§ **Aim of the exercise**
Below are the records; pull every line that includes "Details".

§ **Task material**
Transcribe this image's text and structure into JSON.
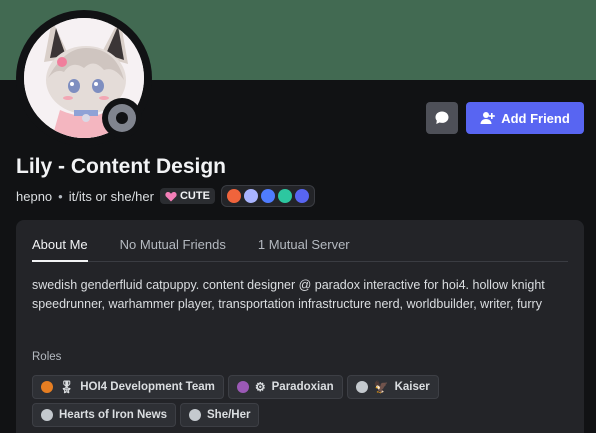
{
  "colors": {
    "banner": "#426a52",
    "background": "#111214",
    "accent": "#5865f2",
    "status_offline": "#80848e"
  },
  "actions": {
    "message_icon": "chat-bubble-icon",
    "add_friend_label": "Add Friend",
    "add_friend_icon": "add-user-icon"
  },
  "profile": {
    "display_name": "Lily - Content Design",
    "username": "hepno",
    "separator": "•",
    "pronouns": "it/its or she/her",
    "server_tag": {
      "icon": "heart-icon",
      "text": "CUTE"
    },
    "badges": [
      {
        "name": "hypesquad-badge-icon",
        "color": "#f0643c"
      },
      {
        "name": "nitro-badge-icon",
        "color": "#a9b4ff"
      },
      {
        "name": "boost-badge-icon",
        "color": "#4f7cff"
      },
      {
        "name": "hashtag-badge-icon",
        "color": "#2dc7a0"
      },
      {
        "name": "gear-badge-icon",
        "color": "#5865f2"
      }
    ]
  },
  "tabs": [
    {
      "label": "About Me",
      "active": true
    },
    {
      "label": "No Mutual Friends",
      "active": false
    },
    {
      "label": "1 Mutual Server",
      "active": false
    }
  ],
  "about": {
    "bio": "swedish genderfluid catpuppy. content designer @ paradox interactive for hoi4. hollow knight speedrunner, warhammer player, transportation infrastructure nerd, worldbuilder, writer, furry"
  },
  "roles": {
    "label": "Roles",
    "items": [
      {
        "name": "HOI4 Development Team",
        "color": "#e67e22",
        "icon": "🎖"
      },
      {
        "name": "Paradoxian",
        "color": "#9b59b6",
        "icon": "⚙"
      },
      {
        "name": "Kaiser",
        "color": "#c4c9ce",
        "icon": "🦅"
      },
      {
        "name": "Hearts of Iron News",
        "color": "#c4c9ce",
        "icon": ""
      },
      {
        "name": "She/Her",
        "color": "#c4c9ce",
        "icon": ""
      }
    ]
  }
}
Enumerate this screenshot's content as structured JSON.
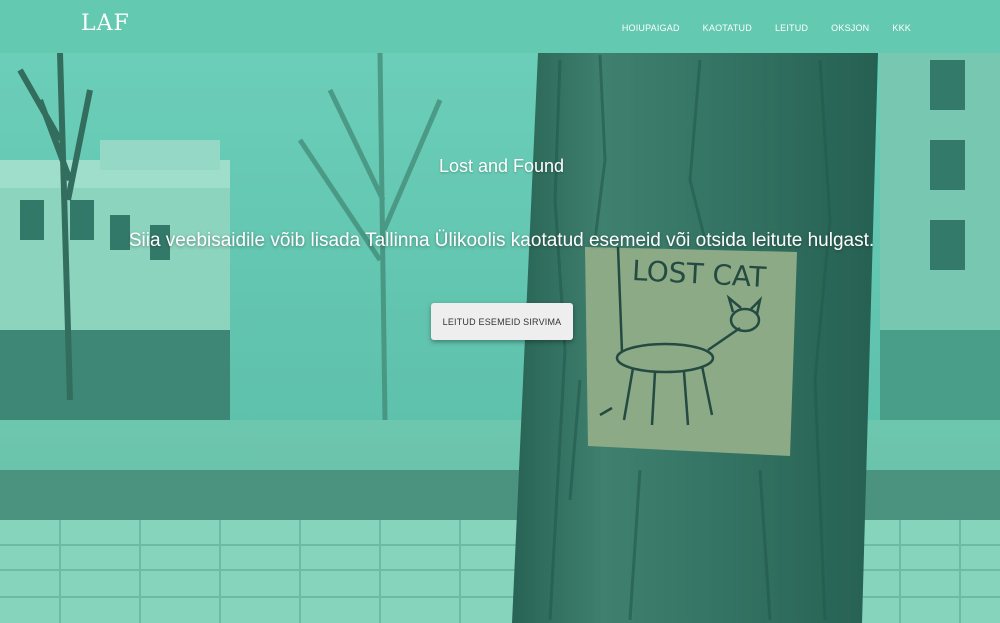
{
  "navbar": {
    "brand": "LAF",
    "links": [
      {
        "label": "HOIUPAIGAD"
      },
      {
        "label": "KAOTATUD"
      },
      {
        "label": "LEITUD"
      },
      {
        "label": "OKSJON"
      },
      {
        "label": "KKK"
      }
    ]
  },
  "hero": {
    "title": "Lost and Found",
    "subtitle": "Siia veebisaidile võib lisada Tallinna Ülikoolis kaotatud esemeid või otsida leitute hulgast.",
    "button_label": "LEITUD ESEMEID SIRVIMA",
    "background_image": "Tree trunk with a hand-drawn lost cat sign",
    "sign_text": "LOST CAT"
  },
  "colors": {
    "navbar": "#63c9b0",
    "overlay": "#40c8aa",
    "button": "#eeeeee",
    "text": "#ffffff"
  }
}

--

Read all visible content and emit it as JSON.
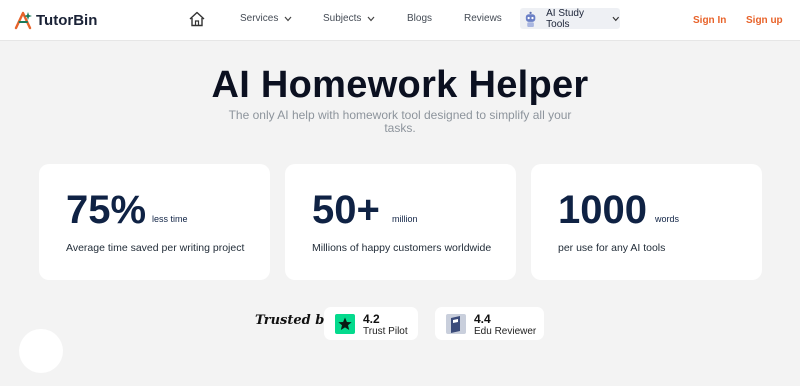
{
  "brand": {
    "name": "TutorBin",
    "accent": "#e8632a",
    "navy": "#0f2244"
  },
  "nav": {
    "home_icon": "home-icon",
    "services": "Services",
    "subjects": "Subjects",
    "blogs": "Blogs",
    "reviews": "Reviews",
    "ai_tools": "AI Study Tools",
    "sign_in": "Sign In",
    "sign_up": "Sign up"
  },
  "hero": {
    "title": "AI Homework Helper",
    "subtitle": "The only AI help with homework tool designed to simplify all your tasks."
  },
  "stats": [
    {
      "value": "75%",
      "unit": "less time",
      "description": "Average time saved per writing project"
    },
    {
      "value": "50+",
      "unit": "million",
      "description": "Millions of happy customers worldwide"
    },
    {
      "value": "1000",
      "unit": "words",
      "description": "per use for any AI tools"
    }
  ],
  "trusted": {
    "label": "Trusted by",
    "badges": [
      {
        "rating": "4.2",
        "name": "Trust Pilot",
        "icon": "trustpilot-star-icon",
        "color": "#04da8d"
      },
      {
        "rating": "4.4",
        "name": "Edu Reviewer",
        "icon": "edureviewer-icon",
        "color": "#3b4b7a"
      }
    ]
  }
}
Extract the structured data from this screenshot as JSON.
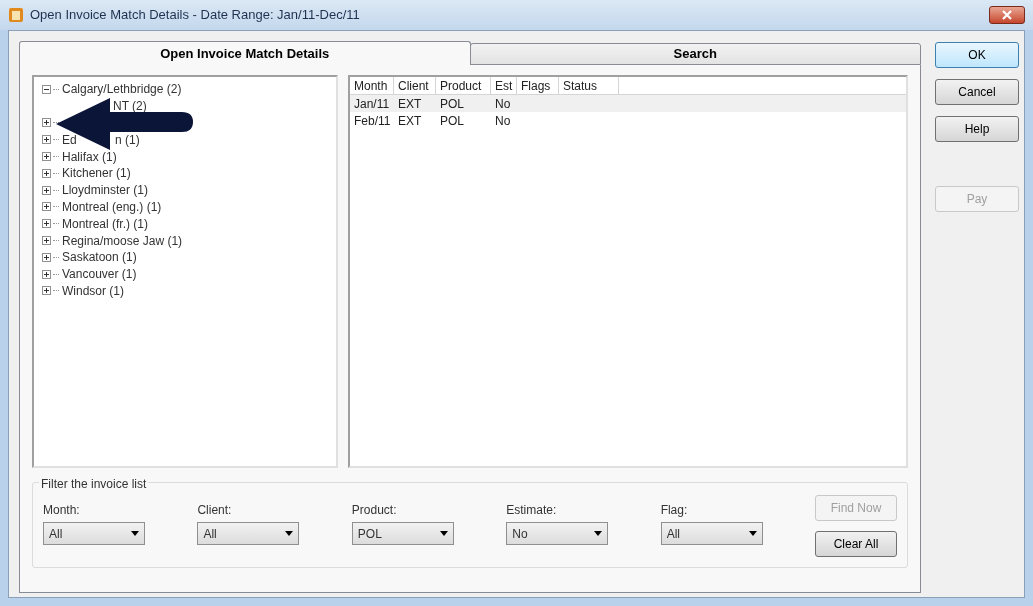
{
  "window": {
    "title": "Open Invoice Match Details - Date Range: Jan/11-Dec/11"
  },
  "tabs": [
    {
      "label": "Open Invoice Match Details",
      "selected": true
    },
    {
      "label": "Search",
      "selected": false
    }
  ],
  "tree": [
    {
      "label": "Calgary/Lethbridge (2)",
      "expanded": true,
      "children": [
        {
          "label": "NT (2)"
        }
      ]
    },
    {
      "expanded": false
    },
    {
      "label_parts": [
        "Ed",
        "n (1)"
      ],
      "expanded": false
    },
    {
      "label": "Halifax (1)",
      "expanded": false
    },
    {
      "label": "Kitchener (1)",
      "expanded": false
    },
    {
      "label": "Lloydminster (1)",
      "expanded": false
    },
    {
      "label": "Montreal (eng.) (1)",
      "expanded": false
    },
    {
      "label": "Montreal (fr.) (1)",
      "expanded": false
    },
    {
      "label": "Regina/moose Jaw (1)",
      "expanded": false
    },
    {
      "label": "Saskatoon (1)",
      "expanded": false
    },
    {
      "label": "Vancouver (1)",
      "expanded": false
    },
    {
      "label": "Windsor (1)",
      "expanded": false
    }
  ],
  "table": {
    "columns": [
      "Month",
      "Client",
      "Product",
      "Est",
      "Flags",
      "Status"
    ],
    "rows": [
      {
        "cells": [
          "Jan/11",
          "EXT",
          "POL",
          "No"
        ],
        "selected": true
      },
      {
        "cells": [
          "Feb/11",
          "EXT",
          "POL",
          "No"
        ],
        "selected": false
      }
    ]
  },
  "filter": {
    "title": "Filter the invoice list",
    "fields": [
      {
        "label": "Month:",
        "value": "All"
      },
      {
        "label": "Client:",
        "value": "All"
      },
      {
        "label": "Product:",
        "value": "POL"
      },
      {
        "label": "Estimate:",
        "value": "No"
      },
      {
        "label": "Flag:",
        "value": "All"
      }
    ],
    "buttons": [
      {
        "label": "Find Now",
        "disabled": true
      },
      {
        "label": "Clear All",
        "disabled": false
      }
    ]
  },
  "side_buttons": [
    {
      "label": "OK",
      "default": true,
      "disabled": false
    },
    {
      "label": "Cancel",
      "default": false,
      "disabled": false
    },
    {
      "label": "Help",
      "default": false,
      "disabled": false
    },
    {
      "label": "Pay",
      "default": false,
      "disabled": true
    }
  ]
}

§ **Completed exercise**
    "title": "Open Invoice Match Details - Date Range: Jan/11-Dec/11"
      "label": "Open Invoice Match Details",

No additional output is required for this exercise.